STATED PROBLEM
Give the data again, word for word.

#### RECORDS FOR PROCESSING

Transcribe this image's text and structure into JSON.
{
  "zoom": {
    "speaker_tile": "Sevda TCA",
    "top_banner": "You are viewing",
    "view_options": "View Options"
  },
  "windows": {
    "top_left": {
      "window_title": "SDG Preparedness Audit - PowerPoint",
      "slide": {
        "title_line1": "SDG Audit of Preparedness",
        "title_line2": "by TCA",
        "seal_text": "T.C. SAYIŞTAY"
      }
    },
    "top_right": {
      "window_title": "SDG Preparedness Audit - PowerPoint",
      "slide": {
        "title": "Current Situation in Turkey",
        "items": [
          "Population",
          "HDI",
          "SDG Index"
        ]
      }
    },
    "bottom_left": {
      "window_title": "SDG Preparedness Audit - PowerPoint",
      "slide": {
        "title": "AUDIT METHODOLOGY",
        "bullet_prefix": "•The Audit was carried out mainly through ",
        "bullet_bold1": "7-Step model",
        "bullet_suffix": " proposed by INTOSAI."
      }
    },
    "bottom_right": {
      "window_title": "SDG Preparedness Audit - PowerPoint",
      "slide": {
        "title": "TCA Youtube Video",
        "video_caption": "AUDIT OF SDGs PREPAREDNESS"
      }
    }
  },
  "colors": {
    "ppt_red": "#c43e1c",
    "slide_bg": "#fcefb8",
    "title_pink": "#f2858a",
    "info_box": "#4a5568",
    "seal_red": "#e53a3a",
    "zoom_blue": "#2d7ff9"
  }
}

########

EXERCISE SOLUTION
Transcribe this image's text and structure into JSON.
{
  "zoom": {
    "speaker_tile": "Sevda TCA",
    "top_banner": "You are viewing",
    "view_options": "View Options"
  },
  "windows": {
    "top_left": {
      "window_title": "SDG Preparedness Audit - PowerPoint",
      "slide": {
        "title_line1": "SDG Audit of Preparedness",
        "title_line2": "by TCA",
        "seal_text": "T.C. SAYIŞTAY"
      }
    },
    "top_right": {
      "window_title": "SDG Preparedness Audit - PowerPoint",
      "slide": {
        "title": "Current Situation in Turkey",
        "items": [
          "Population",
          "HDI",
          "SDG Index"
        ]
      }
    },
    "bottom_left": {
      "window_title": "SDG Preparedness Audit - PowerPoint",
      "slide": {
        "title": "AUDIT METHODOLOGY",
        "bullet_prefix": "•The Audit was carried out mainly through ",
        "bullet_bold1": "7-Step model",
        "bullet_suffix": " proposed by INTOSAI."
      }
    },
    "bottom_right": {
      "window_title": "SDG Preparedness Audit - PowerPoint",
      "slide": {
        "title": "TCA Youtube Video",
        "video_caption": "AUDIT OF SDGs PREPAREDNESS"
      }
    }
  },
  "colors": {
    "ppt_red": "#c43e1c",
    "slide_bg": "#fcefb8",
    "title_pink": "#f2858a",
    "info_box": "#4a5568",
    "seal_red": "#e53a3a",
    "zoom_blue": "#2d7ff9"
  }
}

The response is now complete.